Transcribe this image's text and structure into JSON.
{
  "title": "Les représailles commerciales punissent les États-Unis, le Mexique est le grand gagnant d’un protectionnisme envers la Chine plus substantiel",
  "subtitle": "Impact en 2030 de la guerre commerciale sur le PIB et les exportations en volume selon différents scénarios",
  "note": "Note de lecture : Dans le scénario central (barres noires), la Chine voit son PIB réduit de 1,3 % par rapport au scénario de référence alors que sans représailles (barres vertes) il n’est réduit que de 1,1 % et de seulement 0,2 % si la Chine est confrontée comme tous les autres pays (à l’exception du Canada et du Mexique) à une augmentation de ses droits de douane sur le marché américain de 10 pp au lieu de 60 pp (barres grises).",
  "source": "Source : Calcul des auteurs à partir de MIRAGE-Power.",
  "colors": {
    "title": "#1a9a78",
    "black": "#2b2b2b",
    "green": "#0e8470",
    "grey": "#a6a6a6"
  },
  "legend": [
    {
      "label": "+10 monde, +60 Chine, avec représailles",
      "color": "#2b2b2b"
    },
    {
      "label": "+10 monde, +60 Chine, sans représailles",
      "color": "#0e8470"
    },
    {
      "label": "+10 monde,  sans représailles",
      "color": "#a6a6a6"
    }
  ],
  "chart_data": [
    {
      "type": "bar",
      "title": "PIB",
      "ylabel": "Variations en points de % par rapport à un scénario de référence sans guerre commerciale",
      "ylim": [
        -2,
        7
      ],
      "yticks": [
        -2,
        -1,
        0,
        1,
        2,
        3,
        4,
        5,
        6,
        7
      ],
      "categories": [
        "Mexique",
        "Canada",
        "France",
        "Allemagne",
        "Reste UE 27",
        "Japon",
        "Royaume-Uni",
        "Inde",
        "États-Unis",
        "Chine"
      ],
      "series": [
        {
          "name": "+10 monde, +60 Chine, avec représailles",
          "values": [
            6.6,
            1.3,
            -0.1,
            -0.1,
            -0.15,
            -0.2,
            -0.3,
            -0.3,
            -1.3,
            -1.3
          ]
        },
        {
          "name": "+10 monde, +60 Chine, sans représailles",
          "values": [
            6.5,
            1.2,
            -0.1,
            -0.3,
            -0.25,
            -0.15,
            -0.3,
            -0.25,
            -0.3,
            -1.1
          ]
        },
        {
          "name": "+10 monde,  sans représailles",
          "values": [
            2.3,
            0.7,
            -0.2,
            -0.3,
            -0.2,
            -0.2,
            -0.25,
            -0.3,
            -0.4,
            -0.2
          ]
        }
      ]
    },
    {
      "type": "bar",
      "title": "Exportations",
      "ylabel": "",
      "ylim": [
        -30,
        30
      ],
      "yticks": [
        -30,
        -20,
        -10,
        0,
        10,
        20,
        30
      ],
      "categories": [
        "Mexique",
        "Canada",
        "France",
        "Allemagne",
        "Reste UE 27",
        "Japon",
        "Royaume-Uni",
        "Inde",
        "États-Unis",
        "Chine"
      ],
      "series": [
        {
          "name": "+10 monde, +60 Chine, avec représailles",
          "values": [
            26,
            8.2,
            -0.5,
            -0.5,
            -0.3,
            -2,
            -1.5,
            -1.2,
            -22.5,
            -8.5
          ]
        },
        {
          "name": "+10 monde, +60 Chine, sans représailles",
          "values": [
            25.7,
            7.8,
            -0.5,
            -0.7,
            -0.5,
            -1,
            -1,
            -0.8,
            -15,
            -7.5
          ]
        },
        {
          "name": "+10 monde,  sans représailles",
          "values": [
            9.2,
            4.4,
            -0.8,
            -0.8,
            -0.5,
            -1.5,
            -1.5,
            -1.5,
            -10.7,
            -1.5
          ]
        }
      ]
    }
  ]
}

• Problem statement
Without changing a word, restate the whole listing.

• Result below
Transcribe this image's text and structure into JSON.
{
  "title": "Les représailles commerciales punissent les États-Unis, le Mexique est le grand gagnant d’un protectionnisme envers la Chine plus substantiel",
  "subtitle": "Impact en 2030 de la guerre commerciale sur le PIB et les exportations en volume selon différents scénarios",
  "note": "Note de lecture : Dans le scénario central (barres noires), la Chine voit son PIB réduit de 1,3 % par rapport au scénario de référence alors que sans représailles (barres vertes) il n’est réduit que de 1,1 % et de seulement 0,2 % si la Chine est confrontée comme tous les autres pays (à l’exception du Canada et du Mexique) à une augmentation de ses droits de douane sur le marché américain de 10 pp au lieu de 60 pp (barres grises).",
  "source": "Source : Calcul des auteurs à partir de MIRAGE-Power.",
  "colors": {
    "title": "#1a9a78",
    "black": "#2b2b2b",
    "green": "#0e8470",
    "grey": "#a6a6a6"
  },
  "legend": [
    {
      "label": "+10 monde, +60 Chine, avec représailles",
      "color": "#2b2b2b"
    },
    {
      "label": "+10 monde, +60 Chine, sans représailles",
      "color": "#0e8470"
    },
    {
      "label": "+10 monde,  sans représailles",
      "color": "#a6a6a6"
    }
  ],
  "chart_data": [
    {
      "type": "bar",
      "title": "PIB",
      "ylabel": "Variations en points de % par rapport à un scénario de référence sans guerre commerciale",
      "ylim": [
        -2,
        7
      ],
      "yticks": [
        -2,
        -1,
        0,
        1,
        2,
        3,
        4,
        5,
        6,
        7
      ],
      "categories": [
        "Mexique",
        "Canada",
        "France",
        "Allemagne",
        "Reste UE 27",
        "Japon",
        "Royaume-Uni",
        "Inde",
        "États-Unis",
        "Chine"
      ],
      "series": [
        {
          "name": "+10 monde, +60 Chine, avec représailles",
          "values": [
            6.6,
            1.3,
            -0.1,
            -0.1,
            -0.15,
            -0.2,
            -0.3,
            -0.3,
            -1.3,
            -1.3
          ]
        },
        {
          "name": "+10 monde, +60 Chine, sans représailles",
          "values": [
            6.5,
            1.2,
            -0.1,
            -0.3,
            -0.25,
            -0.15,
            -0.3,
            -0.25,
            -0.3,
            -1.1
          ]
        },
        {
          "name": "+10 monde,  sans représailles",
          "values": [
            2.3,
            0.7,
            -0.2,
            -0.3,
            -0.2,
            -0.2,
            -0.25,
            -0.3,
            -0.4,
            -0.2
          ]
        }
      ]
    },
    {
      "type": "bar",
      "title": "Exportations",
      "ylabel": "",
      "ylim": [
        -30,
        30
      ],
      "yticks": [
        -30,
        -20,
        -10,
        0,
        10,
        20,
        30
      ],
      "categories": [
        "Mexique",
        "Canada",
        "France",
        "Allemagne",
        "Reste UE 27",
        "Japon",
        "Royaume-Uni",
        "Inde",
        "États-Unis",
        "Chine"
      ],
      "series": [
        {
          "name": "+10 monde, +60 Chine, avec représailles",
          "values": [
            26,
            8.2,
            -0.5,
            -0.5,
            -0.3,
            -2,
            -1.5,
            -1.2,
            -22.5,
            -8.5
          ]
        },
        {
          "name": "+10 monde, +60 Chine, sans représailles",
          "values": [
            25.7,
            7.8,
            -0.5,
            -0.7,
            -0.5,
            -1,
            -1,
            -0.8,
            -15,
            -7.5
          ]
        },
        {
          "name": "+10 monde,  sans représailles",
          "values": [
            9.2,
            4.4,
            -0.8,
            -0.8,
            -0.5,
            -1.5,
            -1.5,
            -1.5,
            -10.7,
            -1.5
          ]
        }
      ]
    }
  ]
}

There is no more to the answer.